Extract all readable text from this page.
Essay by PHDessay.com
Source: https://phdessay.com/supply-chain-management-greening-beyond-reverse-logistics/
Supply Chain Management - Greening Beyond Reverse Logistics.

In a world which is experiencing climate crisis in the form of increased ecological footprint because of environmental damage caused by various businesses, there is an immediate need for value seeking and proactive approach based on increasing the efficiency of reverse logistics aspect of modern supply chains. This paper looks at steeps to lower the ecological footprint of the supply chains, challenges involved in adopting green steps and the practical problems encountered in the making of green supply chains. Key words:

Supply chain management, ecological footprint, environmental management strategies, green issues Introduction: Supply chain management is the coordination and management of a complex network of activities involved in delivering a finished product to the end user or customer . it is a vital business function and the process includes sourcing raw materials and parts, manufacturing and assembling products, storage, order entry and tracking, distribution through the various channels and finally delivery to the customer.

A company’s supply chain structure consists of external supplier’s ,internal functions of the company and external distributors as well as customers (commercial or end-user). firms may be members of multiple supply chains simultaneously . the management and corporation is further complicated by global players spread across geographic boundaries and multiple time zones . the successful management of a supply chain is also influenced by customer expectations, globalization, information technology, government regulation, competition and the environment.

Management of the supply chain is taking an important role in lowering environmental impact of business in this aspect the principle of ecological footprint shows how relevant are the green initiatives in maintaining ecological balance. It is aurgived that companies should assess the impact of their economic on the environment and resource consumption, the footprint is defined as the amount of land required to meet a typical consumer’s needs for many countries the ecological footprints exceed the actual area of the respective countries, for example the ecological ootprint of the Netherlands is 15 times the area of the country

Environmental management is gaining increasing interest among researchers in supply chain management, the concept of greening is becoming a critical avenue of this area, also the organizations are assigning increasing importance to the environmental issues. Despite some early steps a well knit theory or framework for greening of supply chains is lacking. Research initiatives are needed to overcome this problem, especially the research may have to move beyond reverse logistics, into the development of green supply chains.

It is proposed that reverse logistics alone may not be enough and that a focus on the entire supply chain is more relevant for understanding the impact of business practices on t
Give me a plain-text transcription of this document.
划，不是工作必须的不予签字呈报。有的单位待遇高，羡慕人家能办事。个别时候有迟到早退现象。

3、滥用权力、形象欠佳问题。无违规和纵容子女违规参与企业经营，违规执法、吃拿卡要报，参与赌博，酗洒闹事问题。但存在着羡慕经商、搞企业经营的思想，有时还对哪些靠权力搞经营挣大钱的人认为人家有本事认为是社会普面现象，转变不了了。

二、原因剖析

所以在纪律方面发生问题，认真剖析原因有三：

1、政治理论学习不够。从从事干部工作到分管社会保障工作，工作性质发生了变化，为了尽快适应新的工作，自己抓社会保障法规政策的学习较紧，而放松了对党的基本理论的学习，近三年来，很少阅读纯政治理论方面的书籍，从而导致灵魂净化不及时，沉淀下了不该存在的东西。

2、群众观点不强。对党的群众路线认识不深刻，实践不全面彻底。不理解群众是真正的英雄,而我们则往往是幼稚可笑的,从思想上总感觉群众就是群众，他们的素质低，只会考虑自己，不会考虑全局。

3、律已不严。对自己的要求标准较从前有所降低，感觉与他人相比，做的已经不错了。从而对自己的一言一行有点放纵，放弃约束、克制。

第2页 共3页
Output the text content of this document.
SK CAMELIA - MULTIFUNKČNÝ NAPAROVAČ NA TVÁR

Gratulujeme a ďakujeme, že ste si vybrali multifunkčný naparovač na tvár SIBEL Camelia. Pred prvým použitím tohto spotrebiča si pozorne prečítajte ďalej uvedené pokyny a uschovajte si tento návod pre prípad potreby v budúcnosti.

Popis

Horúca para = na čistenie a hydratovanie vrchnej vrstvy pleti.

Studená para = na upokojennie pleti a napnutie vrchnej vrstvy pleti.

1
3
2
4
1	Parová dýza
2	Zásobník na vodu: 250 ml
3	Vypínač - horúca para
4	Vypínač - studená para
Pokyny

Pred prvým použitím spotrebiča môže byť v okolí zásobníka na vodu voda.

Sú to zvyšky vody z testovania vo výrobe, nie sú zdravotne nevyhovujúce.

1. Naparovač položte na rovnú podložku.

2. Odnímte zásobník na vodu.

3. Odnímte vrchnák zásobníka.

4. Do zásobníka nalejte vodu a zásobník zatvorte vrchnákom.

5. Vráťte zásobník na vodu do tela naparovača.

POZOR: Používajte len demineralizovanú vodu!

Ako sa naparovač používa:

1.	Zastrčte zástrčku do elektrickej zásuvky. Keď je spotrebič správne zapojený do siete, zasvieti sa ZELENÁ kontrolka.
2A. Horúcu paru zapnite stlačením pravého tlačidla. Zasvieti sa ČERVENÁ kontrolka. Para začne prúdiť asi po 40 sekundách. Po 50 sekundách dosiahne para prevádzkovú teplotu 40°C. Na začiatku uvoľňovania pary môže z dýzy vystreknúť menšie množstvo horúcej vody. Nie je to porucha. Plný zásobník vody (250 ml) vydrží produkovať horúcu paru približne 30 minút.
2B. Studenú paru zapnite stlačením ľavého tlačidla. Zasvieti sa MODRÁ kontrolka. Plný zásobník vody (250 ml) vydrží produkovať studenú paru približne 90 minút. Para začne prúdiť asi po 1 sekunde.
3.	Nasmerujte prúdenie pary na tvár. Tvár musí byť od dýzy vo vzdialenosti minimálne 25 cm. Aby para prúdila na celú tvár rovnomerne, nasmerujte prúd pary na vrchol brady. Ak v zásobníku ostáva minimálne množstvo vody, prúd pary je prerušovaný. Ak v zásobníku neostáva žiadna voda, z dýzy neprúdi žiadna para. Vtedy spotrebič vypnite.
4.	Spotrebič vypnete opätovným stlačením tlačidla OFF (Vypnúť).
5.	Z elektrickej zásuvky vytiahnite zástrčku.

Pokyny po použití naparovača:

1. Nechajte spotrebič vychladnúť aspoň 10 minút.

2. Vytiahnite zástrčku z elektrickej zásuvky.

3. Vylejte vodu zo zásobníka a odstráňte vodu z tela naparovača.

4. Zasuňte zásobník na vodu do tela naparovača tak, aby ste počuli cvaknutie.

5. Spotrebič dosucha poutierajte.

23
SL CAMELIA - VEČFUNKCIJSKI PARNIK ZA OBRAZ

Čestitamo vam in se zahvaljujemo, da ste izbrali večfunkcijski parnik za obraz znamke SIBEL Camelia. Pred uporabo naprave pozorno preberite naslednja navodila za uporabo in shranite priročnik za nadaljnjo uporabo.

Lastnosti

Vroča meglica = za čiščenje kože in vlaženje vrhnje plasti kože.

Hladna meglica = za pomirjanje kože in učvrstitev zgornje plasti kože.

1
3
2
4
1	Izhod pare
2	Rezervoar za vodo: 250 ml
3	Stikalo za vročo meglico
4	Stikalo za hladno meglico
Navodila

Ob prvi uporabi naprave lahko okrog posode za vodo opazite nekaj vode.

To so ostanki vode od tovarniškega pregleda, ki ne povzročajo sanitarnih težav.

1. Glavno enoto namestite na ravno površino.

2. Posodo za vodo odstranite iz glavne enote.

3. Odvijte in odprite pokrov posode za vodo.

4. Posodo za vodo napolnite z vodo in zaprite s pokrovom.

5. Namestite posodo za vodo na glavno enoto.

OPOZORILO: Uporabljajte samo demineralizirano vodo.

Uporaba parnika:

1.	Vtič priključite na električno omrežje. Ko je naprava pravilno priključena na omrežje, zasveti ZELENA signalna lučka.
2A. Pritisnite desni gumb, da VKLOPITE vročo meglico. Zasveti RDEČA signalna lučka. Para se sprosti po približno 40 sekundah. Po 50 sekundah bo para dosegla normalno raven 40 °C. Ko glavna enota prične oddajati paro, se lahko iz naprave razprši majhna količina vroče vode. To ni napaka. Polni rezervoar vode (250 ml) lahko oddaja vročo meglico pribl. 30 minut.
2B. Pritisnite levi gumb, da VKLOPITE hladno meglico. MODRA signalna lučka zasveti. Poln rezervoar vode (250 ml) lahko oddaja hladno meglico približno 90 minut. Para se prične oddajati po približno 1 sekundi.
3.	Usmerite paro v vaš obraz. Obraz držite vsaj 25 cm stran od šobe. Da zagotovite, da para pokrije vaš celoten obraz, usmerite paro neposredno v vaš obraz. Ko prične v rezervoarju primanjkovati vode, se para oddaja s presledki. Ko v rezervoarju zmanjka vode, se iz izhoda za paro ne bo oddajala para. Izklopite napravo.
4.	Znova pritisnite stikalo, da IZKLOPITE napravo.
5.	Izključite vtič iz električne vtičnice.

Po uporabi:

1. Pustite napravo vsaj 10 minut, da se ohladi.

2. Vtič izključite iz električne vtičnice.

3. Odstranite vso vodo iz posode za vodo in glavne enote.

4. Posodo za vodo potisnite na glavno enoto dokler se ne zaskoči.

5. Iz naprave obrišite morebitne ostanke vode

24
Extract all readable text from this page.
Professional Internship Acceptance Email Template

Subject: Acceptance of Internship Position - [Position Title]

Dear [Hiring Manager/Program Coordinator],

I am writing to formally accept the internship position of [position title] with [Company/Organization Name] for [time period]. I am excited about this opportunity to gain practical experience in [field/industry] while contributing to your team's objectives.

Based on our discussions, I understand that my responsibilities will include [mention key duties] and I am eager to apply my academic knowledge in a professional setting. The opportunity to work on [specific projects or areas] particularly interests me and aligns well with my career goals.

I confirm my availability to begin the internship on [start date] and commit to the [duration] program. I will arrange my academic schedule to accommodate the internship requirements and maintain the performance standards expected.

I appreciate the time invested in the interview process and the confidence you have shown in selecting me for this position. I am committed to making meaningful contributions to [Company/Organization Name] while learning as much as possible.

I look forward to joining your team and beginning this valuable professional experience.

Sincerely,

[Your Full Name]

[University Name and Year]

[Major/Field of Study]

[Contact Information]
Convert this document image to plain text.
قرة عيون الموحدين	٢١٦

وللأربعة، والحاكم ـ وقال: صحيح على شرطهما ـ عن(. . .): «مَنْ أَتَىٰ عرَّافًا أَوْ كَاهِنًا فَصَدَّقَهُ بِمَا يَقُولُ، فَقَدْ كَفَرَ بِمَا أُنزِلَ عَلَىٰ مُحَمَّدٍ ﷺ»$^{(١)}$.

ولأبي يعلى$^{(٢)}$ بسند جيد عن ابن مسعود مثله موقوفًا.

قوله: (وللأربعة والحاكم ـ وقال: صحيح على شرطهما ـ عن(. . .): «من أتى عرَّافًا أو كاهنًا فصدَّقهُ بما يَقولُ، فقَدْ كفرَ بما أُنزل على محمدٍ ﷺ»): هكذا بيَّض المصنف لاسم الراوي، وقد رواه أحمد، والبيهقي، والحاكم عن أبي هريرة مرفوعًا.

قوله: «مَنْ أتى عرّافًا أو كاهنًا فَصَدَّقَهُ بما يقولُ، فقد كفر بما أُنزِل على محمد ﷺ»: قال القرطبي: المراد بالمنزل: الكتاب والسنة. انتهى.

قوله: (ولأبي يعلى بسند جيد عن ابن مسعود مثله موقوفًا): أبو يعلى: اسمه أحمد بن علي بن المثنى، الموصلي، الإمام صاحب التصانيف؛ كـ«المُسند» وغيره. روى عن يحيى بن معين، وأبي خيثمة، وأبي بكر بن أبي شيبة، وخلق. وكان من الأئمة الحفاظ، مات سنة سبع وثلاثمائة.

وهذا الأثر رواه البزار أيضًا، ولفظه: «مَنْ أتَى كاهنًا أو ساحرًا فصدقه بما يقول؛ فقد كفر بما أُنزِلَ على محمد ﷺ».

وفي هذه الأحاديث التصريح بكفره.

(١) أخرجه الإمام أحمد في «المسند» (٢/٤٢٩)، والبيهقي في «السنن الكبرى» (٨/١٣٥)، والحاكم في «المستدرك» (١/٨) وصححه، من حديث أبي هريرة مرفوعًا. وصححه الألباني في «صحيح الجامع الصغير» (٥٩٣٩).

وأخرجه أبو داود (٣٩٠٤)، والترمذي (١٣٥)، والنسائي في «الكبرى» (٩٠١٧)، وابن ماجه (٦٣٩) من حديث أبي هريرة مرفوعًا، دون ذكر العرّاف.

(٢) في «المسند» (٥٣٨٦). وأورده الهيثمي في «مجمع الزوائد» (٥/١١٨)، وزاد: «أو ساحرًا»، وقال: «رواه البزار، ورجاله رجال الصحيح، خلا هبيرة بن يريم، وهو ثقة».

§

→ TASK
Where a line above contains the string "team", copy that line.

→ WRITTEN RESPONSE
I am writing to formally accept the internship position of [position title] with [Company/Organization Name] for [time period]. I am excited about this opportunity to gain practical experience in [field/industry] while contributing to your team's objectives.
I look forward to joining your team and beginning this valuable professional experience.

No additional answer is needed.